■ Data entries for graphics ■
* start *

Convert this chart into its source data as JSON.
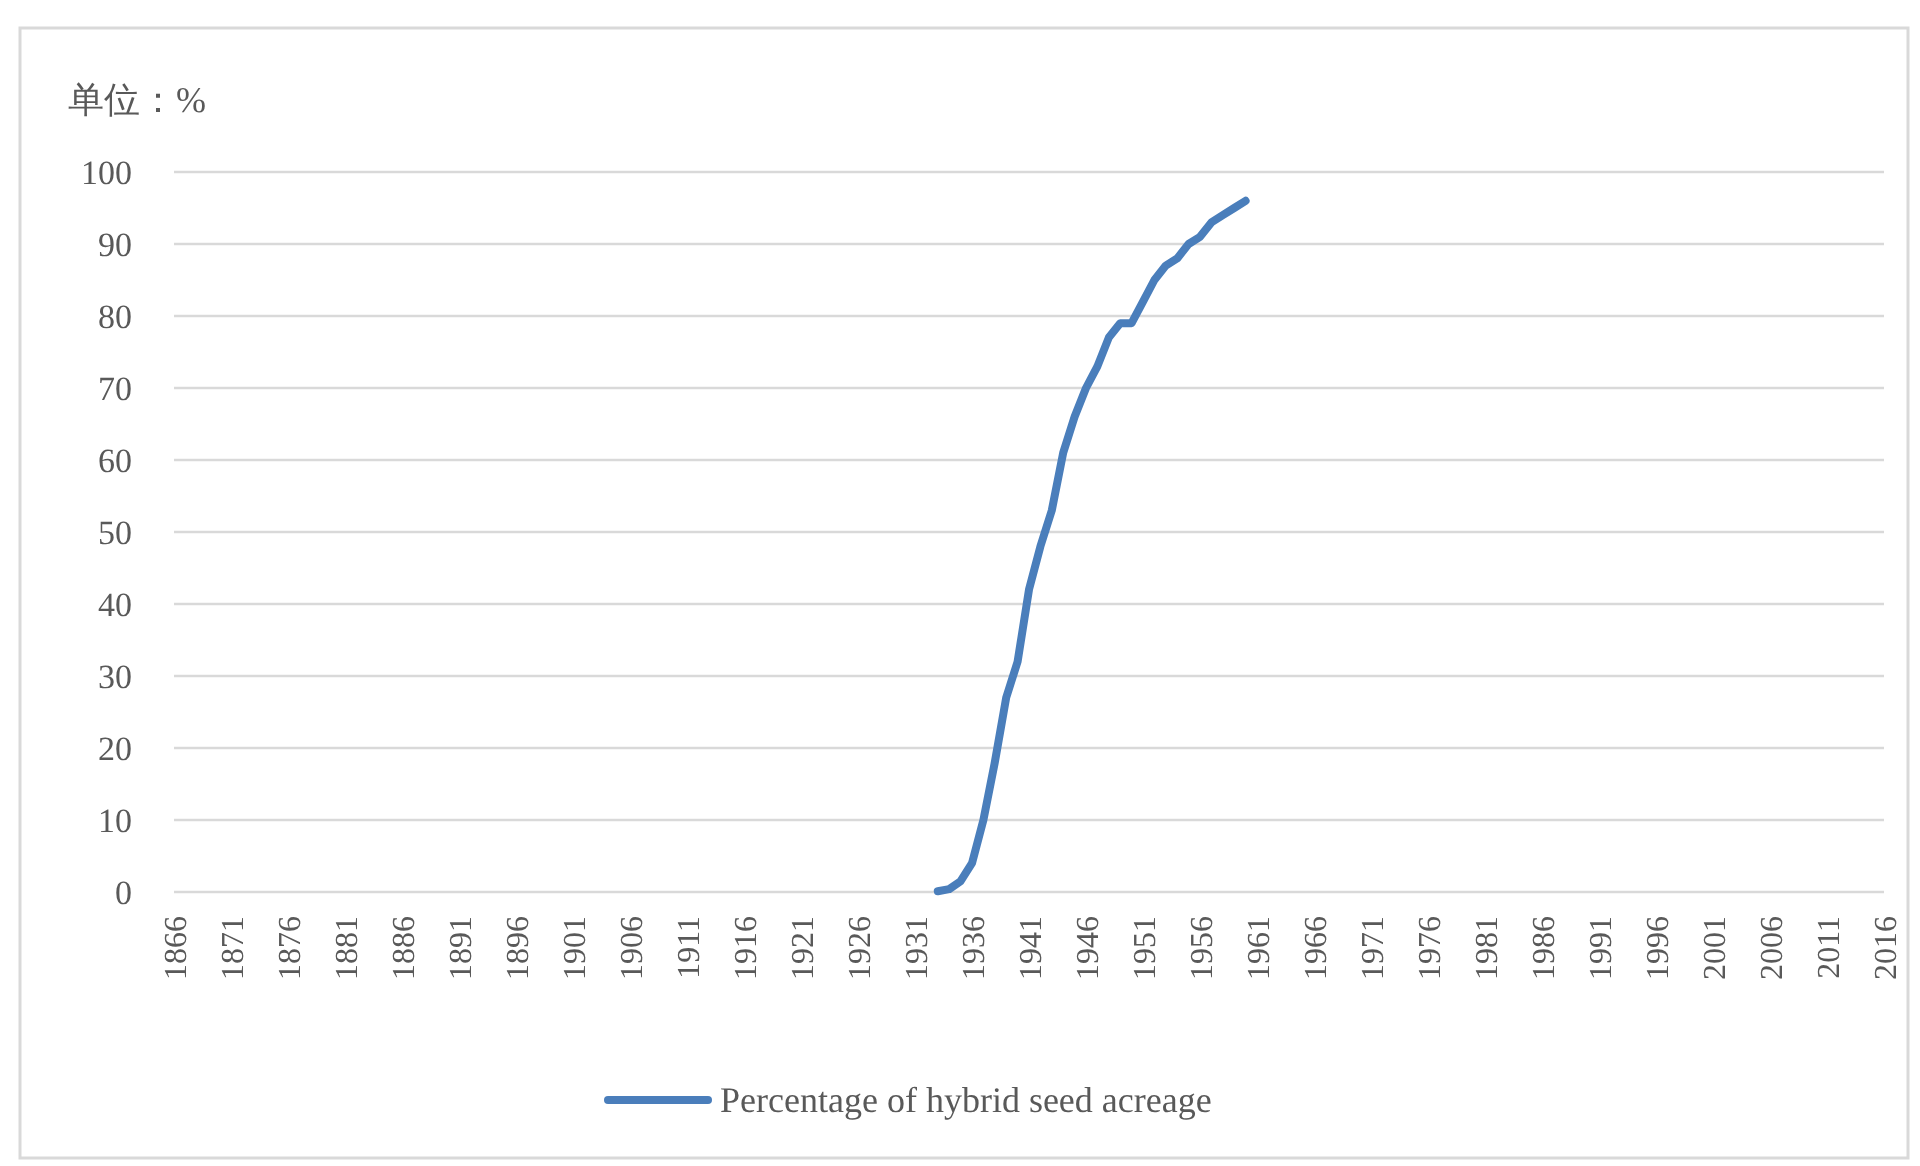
{
  "chart_data": {
    "type": "line",
    "ylabel": "单位：%",
    "x": [
      1933,
      1934,
      1935,
      1936,
      1937,
      1938,
      1939,
      1940,
      1941,
      1942,
      1943,
      1944,
      1945,
      1946,
      1947,
      1948,
      1949,
      1950,
      1951,
      1952,
      1953,
      1954,
      1955,
      1956,
      1957,
      1958,
      1959,
      1960
    ],
    "series": [
      {
        "name": "Percentage of hybrid seed acreage",
        "color": "#4a7ebb",
        "values": [
          0.1,
          0.4,
          1.5,
          4,
          10,
          18,
          27,
          32,
          42,
          48,
          53,
          61,
          66,
          70,
          73,
          77,
          79,
          79,
          82,
          85,
          87,
          88,
          90,
          91,
          93,
          94,
          95,
          96
        ]
      }
    ],
    "xlim": [
      1866,
      2016
    ],
    "xticks": [
      1866,
      1871,
      1876,
      1881,
      1886,
      1891,
      1896,
      1901,
      1906,
      1911,
      1916,
      1921,
      1926,
      1931,
      1936,
      1941,
      1946,
      1951,
      1956,
      1961,
      1966,
      1971,
      1976,
      1981,
      1986,
      1991,
      1996,
      2001,
      2006,
      2011,
      2016
    ],
    "ylim": [
      0,
      100
    ],
    "yticks": [
      0,
      10,
      20,
      30,
      40,
      50,
      60,
      70,
      80,
      90,
      100
    ],
    "grid": "y",
    "legend": "bottom"
  }
}
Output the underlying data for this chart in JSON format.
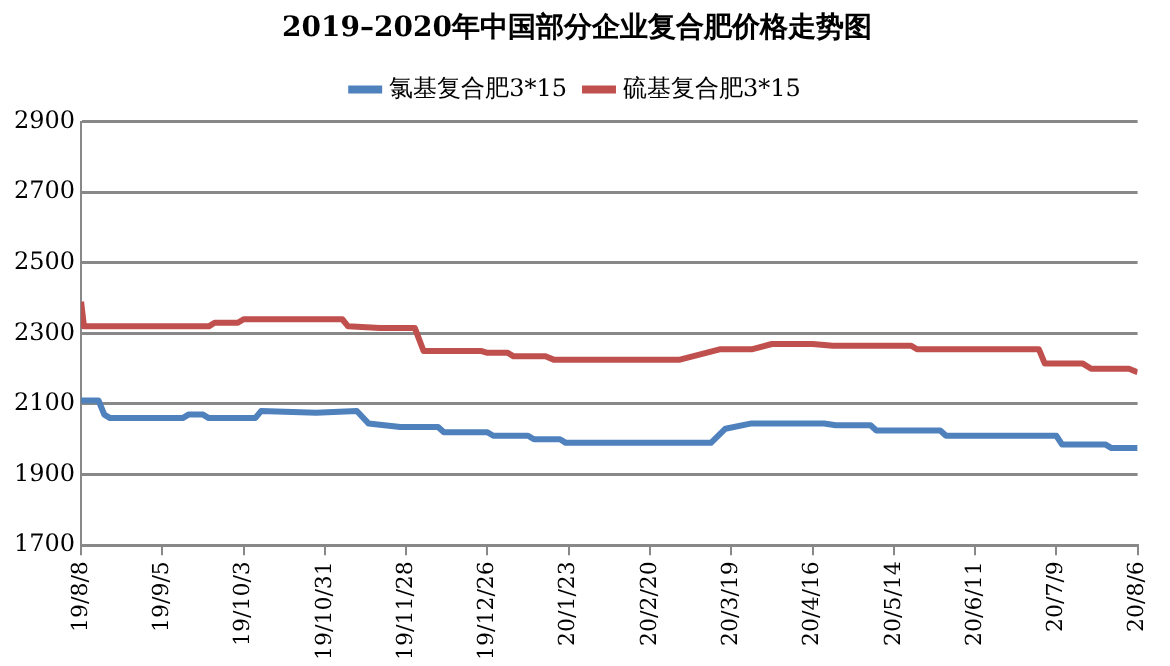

* end *

■ Problem requirements ■
Each line above that holds the string "this" should be copied and shown.

■ Output below ■
Convert this chart into its source data as JSON.
Output the underlying data for this chart in JSON format.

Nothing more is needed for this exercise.